- Written task
All of the material below is to be returned exactly.
======== Extracted data ========
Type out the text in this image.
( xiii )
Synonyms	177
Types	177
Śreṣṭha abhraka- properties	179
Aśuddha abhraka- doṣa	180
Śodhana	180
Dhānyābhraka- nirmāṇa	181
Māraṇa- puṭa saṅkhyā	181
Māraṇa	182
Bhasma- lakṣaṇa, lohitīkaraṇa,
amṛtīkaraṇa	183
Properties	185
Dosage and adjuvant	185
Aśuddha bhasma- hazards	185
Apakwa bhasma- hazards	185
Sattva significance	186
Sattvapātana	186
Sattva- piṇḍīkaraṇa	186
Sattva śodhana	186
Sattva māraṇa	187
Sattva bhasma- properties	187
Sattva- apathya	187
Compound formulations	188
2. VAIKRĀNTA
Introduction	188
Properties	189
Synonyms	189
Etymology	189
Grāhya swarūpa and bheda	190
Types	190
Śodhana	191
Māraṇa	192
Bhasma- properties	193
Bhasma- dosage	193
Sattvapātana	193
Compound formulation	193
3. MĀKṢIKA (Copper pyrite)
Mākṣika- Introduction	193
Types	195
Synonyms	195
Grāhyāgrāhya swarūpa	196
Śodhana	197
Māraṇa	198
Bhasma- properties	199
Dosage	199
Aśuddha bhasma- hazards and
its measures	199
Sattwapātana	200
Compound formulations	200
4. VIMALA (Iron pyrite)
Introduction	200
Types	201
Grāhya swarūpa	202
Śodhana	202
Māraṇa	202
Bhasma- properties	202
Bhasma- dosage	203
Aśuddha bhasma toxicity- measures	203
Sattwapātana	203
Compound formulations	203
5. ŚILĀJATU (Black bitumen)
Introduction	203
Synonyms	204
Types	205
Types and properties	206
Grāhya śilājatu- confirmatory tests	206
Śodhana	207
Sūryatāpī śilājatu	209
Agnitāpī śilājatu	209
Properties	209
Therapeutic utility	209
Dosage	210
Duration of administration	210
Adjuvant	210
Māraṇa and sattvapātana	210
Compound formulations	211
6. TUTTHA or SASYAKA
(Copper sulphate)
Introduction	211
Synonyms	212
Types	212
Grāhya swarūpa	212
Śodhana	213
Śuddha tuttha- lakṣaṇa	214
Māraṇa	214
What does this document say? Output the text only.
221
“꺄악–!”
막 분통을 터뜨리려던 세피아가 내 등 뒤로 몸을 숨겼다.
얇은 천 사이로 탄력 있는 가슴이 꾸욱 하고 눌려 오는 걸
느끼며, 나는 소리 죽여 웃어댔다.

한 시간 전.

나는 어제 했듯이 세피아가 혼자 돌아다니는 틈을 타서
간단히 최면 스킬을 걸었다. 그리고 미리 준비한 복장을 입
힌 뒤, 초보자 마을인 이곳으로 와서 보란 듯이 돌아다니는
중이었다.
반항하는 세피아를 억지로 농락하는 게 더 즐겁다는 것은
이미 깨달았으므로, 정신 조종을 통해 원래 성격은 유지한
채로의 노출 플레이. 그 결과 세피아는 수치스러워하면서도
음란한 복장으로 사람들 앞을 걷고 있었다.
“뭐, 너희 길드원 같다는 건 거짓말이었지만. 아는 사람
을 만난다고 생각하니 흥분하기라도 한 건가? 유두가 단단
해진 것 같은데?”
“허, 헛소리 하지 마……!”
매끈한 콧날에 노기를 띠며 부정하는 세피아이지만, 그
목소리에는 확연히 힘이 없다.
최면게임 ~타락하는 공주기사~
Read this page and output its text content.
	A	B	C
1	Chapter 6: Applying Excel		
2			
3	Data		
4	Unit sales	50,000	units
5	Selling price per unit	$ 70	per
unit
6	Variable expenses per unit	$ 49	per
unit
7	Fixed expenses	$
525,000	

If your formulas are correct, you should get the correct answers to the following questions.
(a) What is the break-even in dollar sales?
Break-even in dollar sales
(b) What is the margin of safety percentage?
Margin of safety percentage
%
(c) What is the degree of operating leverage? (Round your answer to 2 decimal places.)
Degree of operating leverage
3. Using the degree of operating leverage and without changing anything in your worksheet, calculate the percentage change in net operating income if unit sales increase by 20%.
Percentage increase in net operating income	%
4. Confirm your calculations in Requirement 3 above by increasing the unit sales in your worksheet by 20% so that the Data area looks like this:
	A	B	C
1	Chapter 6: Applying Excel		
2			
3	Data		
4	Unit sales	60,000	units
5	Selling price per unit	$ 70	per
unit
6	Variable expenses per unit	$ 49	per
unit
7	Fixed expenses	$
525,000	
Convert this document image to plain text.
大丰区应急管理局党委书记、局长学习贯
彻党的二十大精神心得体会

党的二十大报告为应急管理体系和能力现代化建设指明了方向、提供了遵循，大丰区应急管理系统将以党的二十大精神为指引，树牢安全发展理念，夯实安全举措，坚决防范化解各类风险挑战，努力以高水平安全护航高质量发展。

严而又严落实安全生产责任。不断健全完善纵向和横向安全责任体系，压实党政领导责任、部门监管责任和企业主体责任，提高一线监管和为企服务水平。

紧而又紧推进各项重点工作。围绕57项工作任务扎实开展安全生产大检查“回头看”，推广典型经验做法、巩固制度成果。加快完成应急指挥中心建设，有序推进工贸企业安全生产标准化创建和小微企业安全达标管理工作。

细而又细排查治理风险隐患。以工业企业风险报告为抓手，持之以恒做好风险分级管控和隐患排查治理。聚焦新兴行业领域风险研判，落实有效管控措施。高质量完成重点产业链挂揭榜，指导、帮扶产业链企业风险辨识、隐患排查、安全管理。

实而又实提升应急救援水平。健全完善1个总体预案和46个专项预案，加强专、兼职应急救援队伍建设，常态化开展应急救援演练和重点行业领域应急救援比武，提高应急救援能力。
========
- Solution
Type out the text in this image.
( xiii )
Synonyms	177
Types	177
Śreṣṭha abhraka- properties	179
Aśuddha abhraka- doṣa	180
Śodhana	180
Dhānyābhraka- nirmāṇa	181
Māraṇa- puṭa saṅkhyā	181
Māraṇa	182
Bhasma- lakṣaṇa, lohitīkaraṇa,
amṛtīkaraṇa	183
Properties	185
Dosage and adjuvant	185
Aśuddha bhasma- hazards	185
Apakwa bhasma- hazards	185
Sattva significance	186
Sattvapātana	186
Sattva- piṇḍīkaraṇa	186
Sattva śodhana	186
Sattva māraṇa	187
Sattva bhasma- properties	187
Sattva- apathya	187
Compound formulations	188
2. VAIKRĀNTA
Introduction	188
Properties	189
Synonyms	189
Etymology	189
Grāhya swarūpa and bheda	190
Types	190
Śodhana	191
Māraṇa	192
Bhasma- properties	193
Bhasma- dosage	193
Sattvapātana	193
Compound formulation	193
3. MĀKṢIKA (Copper pyrite)
Mākṣika- Introduction	193
Types	195
Synonyms	195
Grāhyāgrāhya swarūpa	196
Śodhana	197
Māraṇa	198
Bhasma- properties	199
Dosage	199
Aśuddha bhasma- hazards and
its measures	199
Sattwapātana	200
Compound formulations	200
4. VIMALA (Iron pyrite)
Introduction	200
Types	201
Grāhya swarūpa	202
Śodhana	202
Māraṇa	202
Bhasma- properties	202
Bhasma- dosage	203
Aśuddha bhasma toxicity- measures	203
Sattwapātana	203
Compound formulations	203
5. ŚILĀJATU (Black bitumen)
Introduction	203
Synonyms	204
Types	205
Types and properties	206
Grāhya śilājatu- confirmatory tests	206
Śodhana	207
Sūryatāpī śilājatu	209
Agnitāpī śilājatu	209
Properties	209
Therapeutic utility	209
Dosage	210
Duration of administration	210
Adjuvant	210
Māraṇa and sattvapātana	210
Compound formulations	211
6. TUTTHA or SASYAKA
(Copper sulphate)
Introduction	211
Synonyms	212
Types	212
Grāhya swarūpa	212
Śodhana	213
Śuddha tuttha- lakṣaṇa	214
Māraṇa	214
What does this document say? Output the text only.
221
“꺄악–!”
막 분통을 터뜨리려던 세피아가 내 등 뒤로 몸을 숨겼다.
얇은 천 사이로 탄력 있는 가슴이 꾸욱 하고 눌려 오는 걸
느끼며, 나는 소리 죽여 웃어댔다.

한 시간 전.

나는 어제 했듯이 세피아가 혼자 돌아다니는 틈을 타서
간단히 최면 스킬을 걸었다. 그리고 미리 준비한 복장을 입
힌 뒤, 초보자 마을인 이곳으로 와서 보란 듯이 돌아다니는
중이었다.
반항하는 세피아를 억지로 농락하는 게 더 즐겁다는 것은
이미 깨달았으므로, 정신 조종을 통해 원래 성격은 유지한
채로의 노출 플레이. 그 결과 세피아는 수치스러워하면서도
음란한 복장으로 사람들 앞을 걷고 있었다.
“뭐, 너희 길드원 같다는 건 거짓말이었지만. 아는 사람
을 만난다고 생각하니 흥분하기라도 한 건가? 유두가 단단
해진 것 같은데?”
“허, 헛소리 하지 마……!”
매끈한 콧날에 노기를 띠며 부정하는 세피아이지만, 그
목소리에는 확연히 힘이 없다.
최면게임 ~타락하는 공주기사~
Read this page and output its text content.
	A	B	C
1	Chapter 6: Applying Excel		
2			
3	Data		
4	Unit sales	50,000	units
5	Selling price per unit	$ 70	per
unit
6	Variable expenses per unit	$ 49	per
unit
7	Fixed expenses	$
525,000	

If your formulas are correct, you should get the correct answers to the following questions.
(a) What is the break-even in dollar sales?
Break-even in dollar sales
(b) What is the margin of safety percentage?
Margin of safety percentage
%
(c) What is the degree of operating leverage? (Round your answer to 2 decimal places.)
Degree of operating leverage
3. Using the degree of operating leverage and without changing anything in your worksheet, calculate the percentage change in net operating income if unit sales increase by 20%.
Percentage increase in net operating income	%
4. Confirm your calculations in Requirement 3 above by increasing the unit sales in your worksheet by 20% so that the Data area looks like this:
	A	B	C
1	Chapter 6: Applying Excel		
2			
3	Data		
4	Unit sales	60,000	units
5	Selling price per unit	$ 70	per
unit
6	Variable expenses per unit	$ 49	per
unit
7	Fixed expenses	$
525,000	
Convert this document image to plain text.
大丰区应急管理局党委书记、局长学习贯
彻党的二十大精神心得体会

党的二十大报告为应急管理体系和能力现代化建设指明了方向、提供了遵循，大丰区应急管理系统将以党的二十大精神为指引，树牢安全发展理念，夯实安全举措，坚决防范化解各类风险挑战，努力以高水平安全护航高质量发展。

严而又严落实安全生产责任。不断健全完善纵向和横向安全责任体系，压实党政领导责任、部门监管责任和企业主体责任，提高一线监管和为企服务水平。

紧而又紧推进各项重点工作。围绕57项工作任务扎实开展安全生产大检查“回头看”，推广典型经验做法、巩固制度成果。加快完成应急指挥中心建设，有序推进工贸企业安全生产标准化创建和小微企业安全达标管理工作。

细而又细排查治理风险隐患。以工业企业风险报告为抓手，持之以恒做好风险分级管控和隐患排查治理。聚焦新兴行业领域风险研判，落实有效管控措施。高质量完成重点产业链挂揭榜，指导、帮扶产业链企业风险辨识、隐患排查、安全管理。

实而又实提升应急救援水平。健全完善1个总体预案和46个专项预案，加强专、兼职应急救援队伍建设，常态化开展应急救援演练和重点行业领域应急救援比武，提高应急救援能力。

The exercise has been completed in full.